The problem: Send back the entries below exactly as they appear.

Source data:
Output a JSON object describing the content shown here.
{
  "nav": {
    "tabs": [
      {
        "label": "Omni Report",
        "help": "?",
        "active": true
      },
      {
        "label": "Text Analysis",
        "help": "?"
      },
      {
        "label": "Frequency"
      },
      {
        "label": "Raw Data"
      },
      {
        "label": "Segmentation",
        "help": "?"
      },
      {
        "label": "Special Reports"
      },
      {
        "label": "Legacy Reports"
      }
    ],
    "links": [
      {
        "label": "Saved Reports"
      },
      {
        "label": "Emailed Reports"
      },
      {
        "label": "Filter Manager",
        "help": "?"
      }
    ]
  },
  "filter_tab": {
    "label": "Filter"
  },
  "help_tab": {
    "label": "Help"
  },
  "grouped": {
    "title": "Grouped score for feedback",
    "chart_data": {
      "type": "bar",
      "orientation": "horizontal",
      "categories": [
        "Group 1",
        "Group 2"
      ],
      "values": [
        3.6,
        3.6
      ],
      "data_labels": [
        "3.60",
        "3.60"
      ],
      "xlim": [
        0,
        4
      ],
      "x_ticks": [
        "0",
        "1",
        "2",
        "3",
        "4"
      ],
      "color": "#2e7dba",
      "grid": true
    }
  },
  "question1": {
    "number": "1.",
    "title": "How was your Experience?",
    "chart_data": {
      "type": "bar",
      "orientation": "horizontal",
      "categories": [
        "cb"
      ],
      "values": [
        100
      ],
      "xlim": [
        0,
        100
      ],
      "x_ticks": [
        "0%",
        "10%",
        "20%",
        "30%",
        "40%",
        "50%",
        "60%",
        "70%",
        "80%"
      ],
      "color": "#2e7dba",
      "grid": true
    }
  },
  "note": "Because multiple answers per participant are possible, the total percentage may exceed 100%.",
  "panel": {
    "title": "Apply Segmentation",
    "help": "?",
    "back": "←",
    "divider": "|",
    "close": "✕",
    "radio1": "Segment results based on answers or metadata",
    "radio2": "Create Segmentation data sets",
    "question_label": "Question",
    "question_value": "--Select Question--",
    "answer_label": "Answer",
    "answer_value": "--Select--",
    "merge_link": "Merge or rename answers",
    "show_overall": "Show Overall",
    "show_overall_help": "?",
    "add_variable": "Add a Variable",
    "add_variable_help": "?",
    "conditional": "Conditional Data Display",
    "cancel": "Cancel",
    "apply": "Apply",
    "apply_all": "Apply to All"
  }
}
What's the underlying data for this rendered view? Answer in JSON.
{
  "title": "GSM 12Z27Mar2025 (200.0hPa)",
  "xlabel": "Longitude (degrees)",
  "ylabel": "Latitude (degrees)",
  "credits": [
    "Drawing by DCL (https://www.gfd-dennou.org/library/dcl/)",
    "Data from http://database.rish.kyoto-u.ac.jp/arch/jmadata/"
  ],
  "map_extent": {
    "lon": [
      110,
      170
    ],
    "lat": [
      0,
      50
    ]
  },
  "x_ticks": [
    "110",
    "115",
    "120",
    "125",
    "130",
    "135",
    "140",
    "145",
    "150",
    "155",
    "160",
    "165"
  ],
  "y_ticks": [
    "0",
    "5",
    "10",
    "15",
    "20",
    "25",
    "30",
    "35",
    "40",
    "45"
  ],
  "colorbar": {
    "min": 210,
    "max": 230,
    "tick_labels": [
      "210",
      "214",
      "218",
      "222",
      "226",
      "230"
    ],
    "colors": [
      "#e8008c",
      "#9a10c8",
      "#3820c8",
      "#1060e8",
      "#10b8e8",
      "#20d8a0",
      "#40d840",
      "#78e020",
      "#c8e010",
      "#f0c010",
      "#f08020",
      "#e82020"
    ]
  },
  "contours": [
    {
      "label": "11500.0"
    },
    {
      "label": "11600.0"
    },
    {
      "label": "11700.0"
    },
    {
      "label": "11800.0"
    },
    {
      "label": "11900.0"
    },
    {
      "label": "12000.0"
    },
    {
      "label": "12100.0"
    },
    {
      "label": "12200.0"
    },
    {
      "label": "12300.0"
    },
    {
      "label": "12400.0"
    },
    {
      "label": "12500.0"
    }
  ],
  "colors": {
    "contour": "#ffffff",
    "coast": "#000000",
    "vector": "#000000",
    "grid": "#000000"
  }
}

Task result:
Output a JSON object describing the content shown here.
{
  "nav": {
    "tabs": [
      {
        "label": "Omni Report",
        "help": "?",
        "active": true
      },
      {
        "label": "Text Analysis",
        "help": "?"
      },
      {
        "label": "Frequency"
      },
      {
        "label": "Raw Data"
      },
      {
        "label": "Segmentation",
        "help": "?"
      },
      {
        "label": "Special Reports"
      },
      {
        "label": "Legacy Reports"
      }
    ],
    "links": [
      {
        "label": "Saved Reports"
      },
      {
        "label": "Emailed Reports"
      },
      {
        "label": "Filter Manager",
        "help": "?"
      }
    ]
  },
  "filter_tab": {
    "label": "Filter"
  },
  "help_tab": {
    "label": "Help"
  },
  "grouped": {
    "title": "Grouped score for feedback",
    "chart_data": {
      "type": "bar",
      "orientation": "horizontal",
      "categories": [
        "Group 1",
        "Group 2"
      ],
      "values": [
        3.6,
        3.6
      ],
      "data_labels": [
        "3.60",
        "3.60"
      ],
      "xlim": [
        0,
        4
      ],
      "x_ticks": [
        "0",
        "1",
        "2",
        "3",
        "4"
      ],
      "color": "#2e7dba",
      "grid": true
    }
  },
  "question1": {
    "number": "1.",
    "title": "How was your Experience?",
    "chart_data": {
      "type": "bar",
      "orientation": "horizontal",
      "categories": [
        "cb"
      ],
      "values": [
        100
      ],
      "xlim": [
        0,
        100
      ],
      "x_ticks": [
        "0%",
        "10%",
        "20%",
        "30%",
        "40%",
        "50%",
        "60%",
        "70%",
        "80%"
      ],
      "color": "#2e7dba",
      "grid": true
    }
  },
  "note": "Because multiple answers per participant are possible, the total percentage may exceed 100%.",
  "panel": {
    "title": "Apply Segmentation",
    "help": "?",
    "back": "←",
    "divider": "|",
    "close": "✕",
    "radio1": "Segment results based on answers or metadata",
    "radio2": "Create Segmentation data sets",
    "question_label": "Question",
    "question_value": "--Select Question--",
    "answer_label": "Answer",
    "answer_value": "--Select--",
    "merge_link": "Merge or rename answers",
    "show_overall": "Show Overall",
    "show_overall_help": "?",
    "add_variable": "Add a Variable",
    "add_variable_help": "?",
    "conditional": "Conditional Data Display",
    "cancel": "Cancel",
    "apply": "Apply",
    "apply_all": "Apply to All"
  }
}
What's the underlying data for this rendered view? Answer in JSON.
{
  "title": "GSM 12Z27Mar2025 (200.0hPa)",
  "xlabel": "Longitude (degrees)",
  "ylabel": "Latitude (degrees)",
  "credits": [
    "Drawing by DCL (https://www.gfd-dennou.org/library/dcl/)",
    "Data from http://database.rish.kyoto-u.ac.jp/arch/jmadata/"
  ],
  "map_extent": {
    "lon": [
      110,
      170
    ],
    "lat": [
      0,
      50
    ]
  },
  "x_ticks": [
    "110",
    "115",
    "120",
    "125",
    "130",
    "135",
    "140",
    "145",
    "150",
    "155",
    "160",
    "165"
  ],
  "y_ticks": [
    "0",
    "5",
    "10",
    "15",
    "20",
    "25",
    "30",
    "35",
    "40",
    "45"
  ],
  "colorbar": {
    "min": 210,
    "max": 230,
    "tick_labels": [
      "210",
      "214",
      "218",
      "222",
      "226",
      "230"
    ],
    "colors": [
      "#e8008c",
      "#9a10c8",
      "#3820c8",
      "#1060e8",
      "#10b8e8",
      "#20d8a0",
      "#40d840",
      "#78e020",
      "#c8e010",
      "#f0c010",
      "#f08020",
      "#e82020"
    ]
  },
  "contours": [
    {
      "label": "11500.0"
    },
    {
      "label": "11600.0"
    },
    {
      "label": "11700.0"
    },
    {
      "label": "11800.0"
    },
    {
      "label": "11900.0"
    },
    {
      "label": "12000.0"
    },
    {
      "label": "12100.0"
    },
    {
      "label": "12200.0"
    },
    {
      "label": "12300.0"
    },
    {
      "label": "12400.0"
    },
    {
      "label": "12500.0"
    }
  ],
  "colors": {
    "contour": "#ffffff",
    "coast": "#000000",
    "vector": "#000000",
    "grid": "#000000"
  }
}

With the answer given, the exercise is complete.